╭─ TASK MATERIAL

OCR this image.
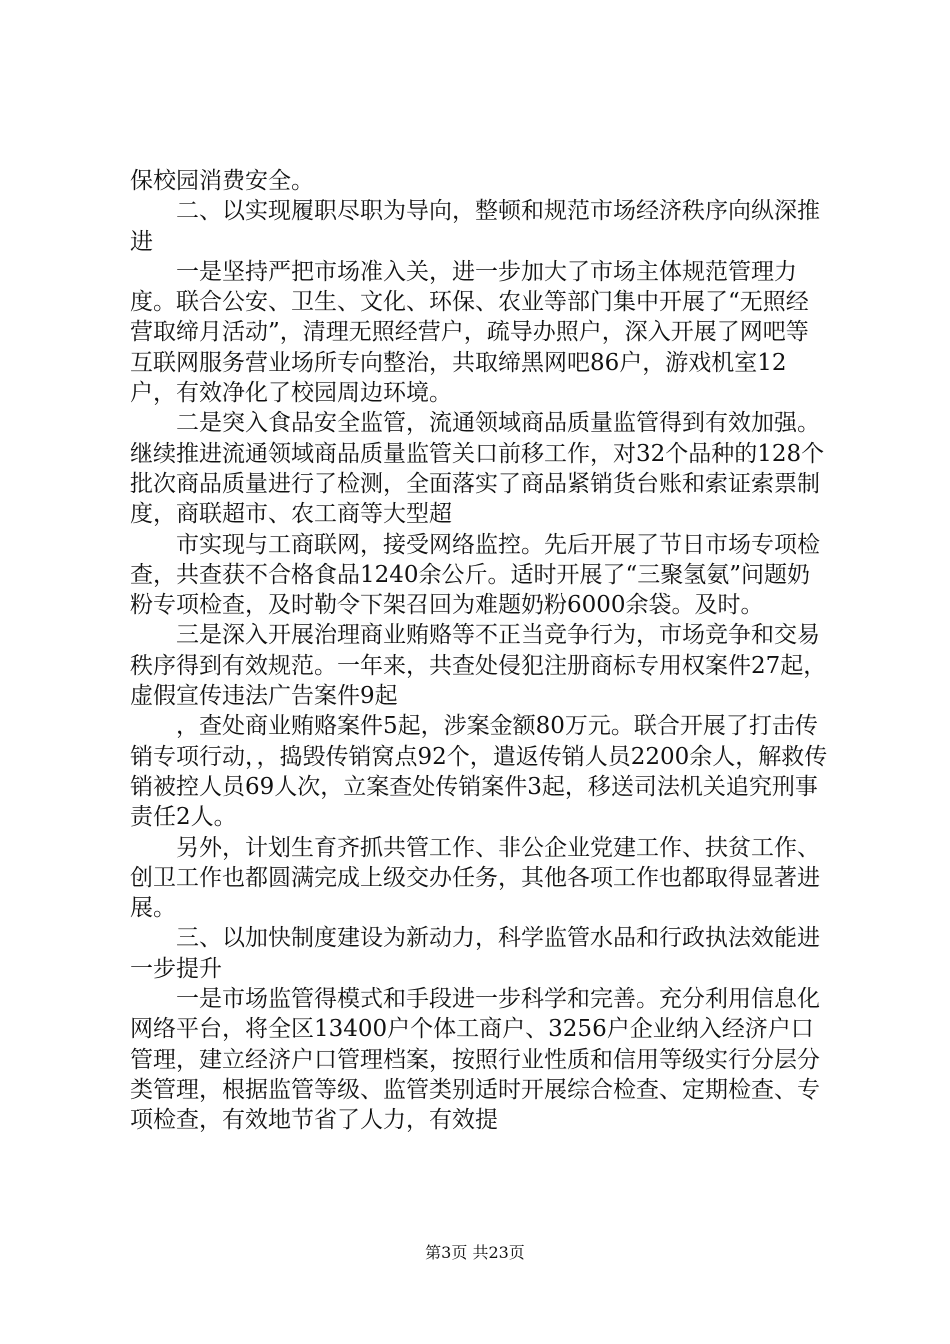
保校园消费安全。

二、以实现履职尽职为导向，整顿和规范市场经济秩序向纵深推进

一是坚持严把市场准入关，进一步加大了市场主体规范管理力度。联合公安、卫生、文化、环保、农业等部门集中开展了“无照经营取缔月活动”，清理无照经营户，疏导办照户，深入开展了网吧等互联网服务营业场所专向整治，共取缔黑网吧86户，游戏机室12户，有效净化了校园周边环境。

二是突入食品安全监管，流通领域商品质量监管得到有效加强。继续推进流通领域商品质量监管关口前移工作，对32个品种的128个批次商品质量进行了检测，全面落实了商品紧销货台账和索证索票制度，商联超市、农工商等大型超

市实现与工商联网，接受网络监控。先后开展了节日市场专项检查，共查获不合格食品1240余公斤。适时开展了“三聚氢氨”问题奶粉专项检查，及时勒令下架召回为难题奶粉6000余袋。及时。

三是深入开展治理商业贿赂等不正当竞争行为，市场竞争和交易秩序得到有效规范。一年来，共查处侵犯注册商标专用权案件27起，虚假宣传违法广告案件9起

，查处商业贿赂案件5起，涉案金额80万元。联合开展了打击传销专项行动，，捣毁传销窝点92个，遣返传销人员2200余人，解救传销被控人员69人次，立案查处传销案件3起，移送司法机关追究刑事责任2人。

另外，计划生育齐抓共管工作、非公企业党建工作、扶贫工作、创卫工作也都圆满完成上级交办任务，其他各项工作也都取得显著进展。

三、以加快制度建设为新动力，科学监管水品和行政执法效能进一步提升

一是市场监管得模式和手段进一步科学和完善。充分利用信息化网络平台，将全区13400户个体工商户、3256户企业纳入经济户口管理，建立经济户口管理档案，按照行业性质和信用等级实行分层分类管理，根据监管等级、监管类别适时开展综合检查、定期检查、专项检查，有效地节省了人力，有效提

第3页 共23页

╰─
╭─ TASK MATERIAL

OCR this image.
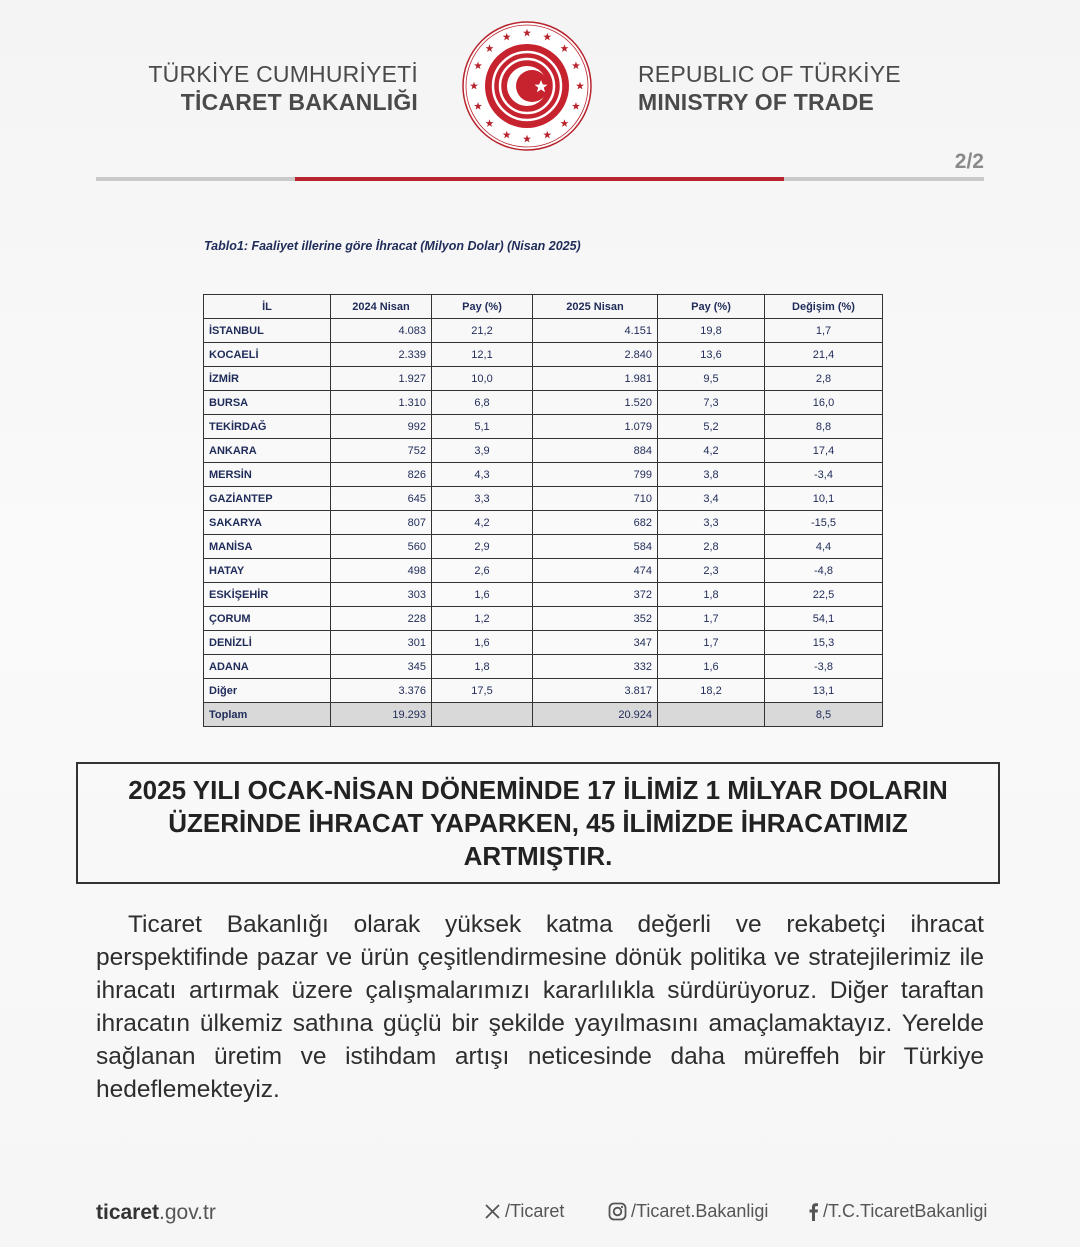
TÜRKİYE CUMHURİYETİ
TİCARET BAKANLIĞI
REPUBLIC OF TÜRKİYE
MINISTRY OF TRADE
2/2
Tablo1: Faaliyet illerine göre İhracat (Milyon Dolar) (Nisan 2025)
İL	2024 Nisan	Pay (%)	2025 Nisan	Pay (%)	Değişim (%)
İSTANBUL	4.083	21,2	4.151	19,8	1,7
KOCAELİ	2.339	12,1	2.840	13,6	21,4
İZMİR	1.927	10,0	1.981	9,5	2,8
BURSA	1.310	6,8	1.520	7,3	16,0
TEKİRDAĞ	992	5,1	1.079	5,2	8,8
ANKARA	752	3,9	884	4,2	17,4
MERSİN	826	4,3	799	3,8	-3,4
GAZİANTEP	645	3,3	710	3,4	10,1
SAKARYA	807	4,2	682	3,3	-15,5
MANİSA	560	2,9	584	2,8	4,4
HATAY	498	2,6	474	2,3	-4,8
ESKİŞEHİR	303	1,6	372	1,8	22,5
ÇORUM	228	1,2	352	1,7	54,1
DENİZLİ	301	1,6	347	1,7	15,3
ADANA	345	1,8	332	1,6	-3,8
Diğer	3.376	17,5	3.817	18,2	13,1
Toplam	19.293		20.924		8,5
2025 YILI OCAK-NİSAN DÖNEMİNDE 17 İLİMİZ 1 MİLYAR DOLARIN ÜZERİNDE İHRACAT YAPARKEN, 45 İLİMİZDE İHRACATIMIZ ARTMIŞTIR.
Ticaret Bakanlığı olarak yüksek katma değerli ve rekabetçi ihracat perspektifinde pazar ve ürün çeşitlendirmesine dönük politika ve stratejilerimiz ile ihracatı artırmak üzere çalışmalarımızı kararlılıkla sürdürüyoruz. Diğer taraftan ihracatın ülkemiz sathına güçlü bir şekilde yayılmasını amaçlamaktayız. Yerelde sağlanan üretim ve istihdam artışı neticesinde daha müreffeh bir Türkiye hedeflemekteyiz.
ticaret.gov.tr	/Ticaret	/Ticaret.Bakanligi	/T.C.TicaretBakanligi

╰─

### DIRECTION
Say how many lines in the records contain the string "Ticaret", and say nothing else.

### RESPONSE
2